Set exercise: Exact repetition of every entry is required.

::::

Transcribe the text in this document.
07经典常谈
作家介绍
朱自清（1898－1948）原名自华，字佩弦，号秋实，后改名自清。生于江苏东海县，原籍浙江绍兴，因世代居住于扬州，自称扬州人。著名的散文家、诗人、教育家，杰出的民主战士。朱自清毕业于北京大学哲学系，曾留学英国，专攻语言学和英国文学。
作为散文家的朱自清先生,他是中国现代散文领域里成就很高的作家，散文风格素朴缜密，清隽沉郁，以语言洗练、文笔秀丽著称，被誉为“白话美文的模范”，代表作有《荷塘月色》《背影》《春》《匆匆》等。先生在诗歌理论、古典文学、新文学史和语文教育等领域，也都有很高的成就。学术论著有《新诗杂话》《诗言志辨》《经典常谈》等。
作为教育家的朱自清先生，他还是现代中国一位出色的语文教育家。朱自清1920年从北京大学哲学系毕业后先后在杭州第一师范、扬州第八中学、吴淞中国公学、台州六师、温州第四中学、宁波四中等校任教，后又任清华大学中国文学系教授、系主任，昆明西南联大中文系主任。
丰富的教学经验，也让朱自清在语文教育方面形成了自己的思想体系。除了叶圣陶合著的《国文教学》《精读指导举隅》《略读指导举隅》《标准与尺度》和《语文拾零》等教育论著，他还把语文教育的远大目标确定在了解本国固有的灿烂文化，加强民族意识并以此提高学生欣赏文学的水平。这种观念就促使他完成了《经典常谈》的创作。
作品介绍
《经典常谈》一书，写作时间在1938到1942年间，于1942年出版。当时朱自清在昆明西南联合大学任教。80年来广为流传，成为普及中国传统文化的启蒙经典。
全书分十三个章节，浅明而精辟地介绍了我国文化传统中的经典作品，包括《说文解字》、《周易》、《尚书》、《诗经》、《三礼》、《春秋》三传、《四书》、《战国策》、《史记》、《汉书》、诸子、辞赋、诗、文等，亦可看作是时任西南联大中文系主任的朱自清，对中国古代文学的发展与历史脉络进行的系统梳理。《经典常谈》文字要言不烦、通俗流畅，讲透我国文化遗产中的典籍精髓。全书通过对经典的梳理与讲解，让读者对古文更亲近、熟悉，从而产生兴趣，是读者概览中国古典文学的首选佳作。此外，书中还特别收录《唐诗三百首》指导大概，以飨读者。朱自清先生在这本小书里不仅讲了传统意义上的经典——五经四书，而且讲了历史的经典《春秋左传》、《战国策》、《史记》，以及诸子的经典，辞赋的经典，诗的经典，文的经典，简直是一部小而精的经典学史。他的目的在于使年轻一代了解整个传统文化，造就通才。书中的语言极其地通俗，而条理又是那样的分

::::

Written reply:
Transcribe the text in this document.
07经典常谈
作家介绍
朱自清（1898－1948）原名自华，字佩弦，号秋实，后改名自清。生于江苏东海县，原籍浙江绍兴，因世代居住于扬州，自称扬州人。著名的散文家、诗人、教育家，杰出的民主战士。朱自清毕业于北京大学哲学系，曾留学英国，专攻语言学和英国文学。
作为散文家的朱自清先生,他是中国现代散文领域里成就很高的作家，散文风格素朴缜密，清隽沉郁，以语言洗练、文笔秀丽著称，被誉为“白话美文的模范”，代表作有《荷塘月色》《背影》《春》《匆匆》等。先生在诗歌理论、古典文学、新文学史和语文教育等领域，也都有很高的成就。学术论著有《新诗杂话》《诗言志辨》《经典常谈》等。
作为教育家的朱自清先生，他还是现代中国一位出色的语文教育家。朱自清1920年从北京大学哲学系毕业后先后在杭州第一师范、扬州第八中学、吴淞中国公学、台州六师、温州第四中学、宁波四中等校任教，后又任清华大学中国文学系教授、系主任，昆明西南联大中文系主任。
丰富的教学经验，也让朱自清在语文教育方面形成了自己的思想体系。除了叶圣陶合著的《国文教学》《精读指导举隅》《略读指导举隅》《标准与尺度》和《语文拾零》等教育论著，他还把语文教育的远大目标确定在了解本国固有的灿烂文化，加强民族意识并以此提高学生欣赏文学的水平。这种观念就促使他完成了《经典常谈》的创作。
作品介绍
《经典常谈》一书，写作时间在1938到1942年间，于1942年出版。当时朱自清在昆明西南联合大学任教。80年来广为流传，成为普及中国传统文化的启蒙经典。
全书分十三个章节，浅明而精辟地介绍了我国文化传统中的经典作品，包括《说文解字》、《周易》、《尚书》、《诗经》、《三礼》、《春秋》三传、《四书》、《战国策》、《史记》、《汉书》、诸子、辞赋、诗、文等，亦可看作是时任西南联大中文系主任的朱自清，对中国古代文学的发展与历史脉络进行的系统梳理。《经典常谈》文字要言不烦、通俗流畅，讲透我国文化遗产中的典籍精髓。全书通过对经典的梳理与讲解，让读者对古文更亲近、熟悉，从而产生兴趣，是读者概览中国古典文学的首选佳作。此外，书中还特别收录《唐诗三百首》指导大概，以飨读者。朱自清先生在这本小书里不仅讲了传统意义上的经典——五经四书，而且讲了历史的经典《春秋左传》、《战国策》、《史记》，以及诸子的经典，辞赋的经典，诗的经典，文的经典，简直是一部小而精的经典学史。他的目的在于使年轻一代了解整个传统文化，造就通才。书中的语言极其地通俗，而条理又是那样的分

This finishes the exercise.